Stated goal ▸ Pick every line from the data that holds the word "vorangegangenen".

Records for this exercise ▸
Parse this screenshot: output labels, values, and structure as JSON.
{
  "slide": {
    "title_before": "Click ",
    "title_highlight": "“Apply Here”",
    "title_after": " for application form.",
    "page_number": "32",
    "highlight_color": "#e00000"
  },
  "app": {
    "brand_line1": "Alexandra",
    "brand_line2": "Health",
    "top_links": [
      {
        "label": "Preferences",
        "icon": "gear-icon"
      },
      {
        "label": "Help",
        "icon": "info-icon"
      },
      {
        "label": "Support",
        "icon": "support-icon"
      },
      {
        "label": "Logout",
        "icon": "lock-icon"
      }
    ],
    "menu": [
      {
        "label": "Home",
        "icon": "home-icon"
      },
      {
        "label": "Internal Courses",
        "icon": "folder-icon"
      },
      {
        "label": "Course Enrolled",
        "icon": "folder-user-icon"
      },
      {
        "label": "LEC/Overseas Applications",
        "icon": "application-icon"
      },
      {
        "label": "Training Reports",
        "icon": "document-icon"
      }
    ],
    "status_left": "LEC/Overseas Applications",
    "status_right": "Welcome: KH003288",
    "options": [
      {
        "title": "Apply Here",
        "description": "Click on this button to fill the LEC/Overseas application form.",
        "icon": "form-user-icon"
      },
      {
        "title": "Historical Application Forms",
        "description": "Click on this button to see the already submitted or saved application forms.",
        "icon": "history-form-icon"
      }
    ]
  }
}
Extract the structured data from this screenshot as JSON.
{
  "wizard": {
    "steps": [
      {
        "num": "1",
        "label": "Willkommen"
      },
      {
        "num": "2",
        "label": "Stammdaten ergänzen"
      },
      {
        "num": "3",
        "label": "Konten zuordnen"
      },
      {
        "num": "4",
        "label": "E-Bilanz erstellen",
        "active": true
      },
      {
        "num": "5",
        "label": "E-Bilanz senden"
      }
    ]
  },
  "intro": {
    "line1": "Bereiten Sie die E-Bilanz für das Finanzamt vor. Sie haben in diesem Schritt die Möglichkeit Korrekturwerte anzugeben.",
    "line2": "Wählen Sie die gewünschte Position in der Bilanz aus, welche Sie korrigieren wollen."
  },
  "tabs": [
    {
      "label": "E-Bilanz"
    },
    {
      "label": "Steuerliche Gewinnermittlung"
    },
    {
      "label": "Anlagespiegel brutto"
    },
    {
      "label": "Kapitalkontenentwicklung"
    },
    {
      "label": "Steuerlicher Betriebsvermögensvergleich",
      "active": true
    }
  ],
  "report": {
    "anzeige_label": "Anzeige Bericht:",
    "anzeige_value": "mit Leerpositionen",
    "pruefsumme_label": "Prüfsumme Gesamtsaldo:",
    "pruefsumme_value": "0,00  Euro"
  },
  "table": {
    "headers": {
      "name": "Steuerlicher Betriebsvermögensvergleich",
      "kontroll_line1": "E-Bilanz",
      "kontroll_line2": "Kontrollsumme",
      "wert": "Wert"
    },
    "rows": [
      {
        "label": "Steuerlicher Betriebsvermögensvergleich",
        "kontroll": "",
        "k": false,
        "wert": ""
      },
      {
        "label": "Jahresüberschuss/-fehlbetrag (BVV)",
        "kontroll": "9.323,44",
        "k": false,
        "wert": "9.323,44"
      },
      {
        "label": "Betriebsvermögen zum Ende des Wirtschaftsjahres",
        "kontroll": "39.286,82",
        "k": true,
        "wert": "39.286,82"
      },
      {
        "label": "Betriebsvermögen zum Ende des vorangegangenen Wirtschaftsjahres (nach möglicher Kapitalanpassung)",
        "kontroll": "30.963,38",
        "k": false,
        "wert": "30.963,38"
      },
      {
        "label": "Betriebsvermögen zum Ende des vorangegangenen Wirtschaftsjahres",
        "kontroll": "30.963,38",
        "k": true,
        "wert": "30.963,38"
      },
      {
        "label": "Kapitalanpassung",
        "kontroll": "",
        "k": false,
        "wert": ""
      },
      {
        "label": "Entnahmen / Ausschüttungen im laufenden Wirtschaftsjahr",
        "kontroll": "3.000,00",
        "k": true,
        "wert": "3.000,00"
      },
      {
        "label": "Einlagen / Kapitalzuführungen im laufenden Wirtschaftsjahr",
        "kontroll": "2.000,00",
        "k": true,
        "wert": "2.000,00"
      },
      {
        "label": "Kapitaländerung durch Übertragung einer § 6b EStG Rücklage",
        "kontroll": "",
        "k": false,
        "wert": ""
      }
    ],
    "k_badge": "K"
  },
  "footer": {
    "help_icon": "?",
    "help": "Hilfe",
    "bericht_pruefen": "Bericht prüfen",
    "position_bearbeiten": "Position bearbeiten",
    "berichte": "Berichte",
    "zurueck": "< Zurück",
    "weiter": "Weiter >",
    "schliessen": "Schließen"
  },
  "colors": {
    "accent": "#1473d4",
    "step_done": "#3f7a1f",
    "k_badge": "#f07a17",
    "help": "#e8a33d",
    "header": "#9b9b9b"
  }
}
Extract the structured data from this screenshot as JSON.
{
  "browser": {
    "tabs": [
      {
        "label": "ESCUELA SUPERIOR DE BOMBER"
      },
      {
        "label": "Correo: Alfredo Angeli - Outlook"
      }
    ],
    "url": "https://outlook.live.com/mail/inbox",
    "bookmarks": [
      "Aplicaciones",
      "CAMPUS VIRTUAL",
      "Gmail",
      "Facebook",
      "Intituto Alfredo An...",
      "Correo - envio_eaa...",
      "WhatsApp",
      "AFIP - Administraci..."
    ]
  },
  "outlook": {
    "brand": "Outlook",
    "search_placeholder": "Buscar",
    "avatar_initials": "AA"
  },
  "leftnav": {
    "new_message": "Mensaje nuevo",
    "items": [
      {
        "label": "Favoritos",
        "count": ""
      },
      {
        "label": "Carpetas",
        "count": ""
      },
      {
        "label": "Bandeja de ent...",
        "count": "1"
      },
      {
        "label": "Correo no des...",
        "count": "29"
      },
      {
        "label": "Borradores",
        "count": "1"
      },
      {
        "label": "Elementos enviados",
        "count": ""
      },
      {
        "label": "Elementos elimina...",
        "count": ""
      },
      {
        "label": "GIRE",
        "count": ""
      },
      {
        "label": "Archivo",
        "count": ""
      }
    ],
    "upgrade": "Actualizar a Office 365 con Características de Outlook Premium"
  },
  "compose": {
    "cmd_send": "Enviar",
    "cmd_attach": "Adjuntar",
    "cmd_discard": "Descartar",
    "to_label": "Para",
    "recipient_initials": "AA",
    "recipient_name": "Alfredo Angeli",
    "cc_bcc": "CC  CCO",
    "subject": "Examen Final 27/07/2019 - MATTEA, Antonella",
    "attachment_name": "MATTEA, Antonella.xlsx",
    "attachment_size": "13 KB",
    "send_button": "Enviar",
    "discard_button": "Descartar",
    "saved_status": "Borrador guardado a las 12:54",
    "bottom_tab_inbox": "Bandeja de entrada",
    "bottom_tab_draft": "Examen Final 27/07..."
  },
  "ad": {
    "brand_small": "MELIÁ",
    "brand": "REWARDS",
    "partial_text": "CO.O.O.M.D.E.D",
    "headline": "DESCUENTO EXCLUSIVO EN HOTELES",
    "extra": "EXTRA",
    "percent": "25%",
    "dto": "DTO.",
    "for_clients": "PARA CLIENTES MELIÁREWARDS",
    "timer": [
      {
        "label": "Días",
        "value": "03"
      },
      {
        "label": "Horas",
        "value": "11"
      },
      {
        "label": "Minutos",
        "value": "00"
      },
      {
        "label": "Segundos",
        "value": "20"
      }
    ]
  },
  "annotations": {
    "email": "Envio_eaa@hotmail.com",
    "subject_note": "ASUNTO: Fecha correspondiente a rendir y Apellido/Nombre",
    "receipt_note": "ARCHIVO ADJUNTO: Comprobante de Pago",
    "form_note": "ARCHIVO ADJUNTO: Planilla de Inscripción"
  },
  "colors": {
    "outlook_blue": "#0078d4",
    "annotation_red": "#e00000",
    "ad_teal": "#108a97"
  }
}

Solution for this task ▸
        "label": "Betriebsvermögen zum Ende des vorangegangenen Wirtschaftsjahres (nach möglicher Kapitalanpassung)",
        "label": "Betriebsvermögen zum Ende des vorangegangenen Wirtschaftsjahres",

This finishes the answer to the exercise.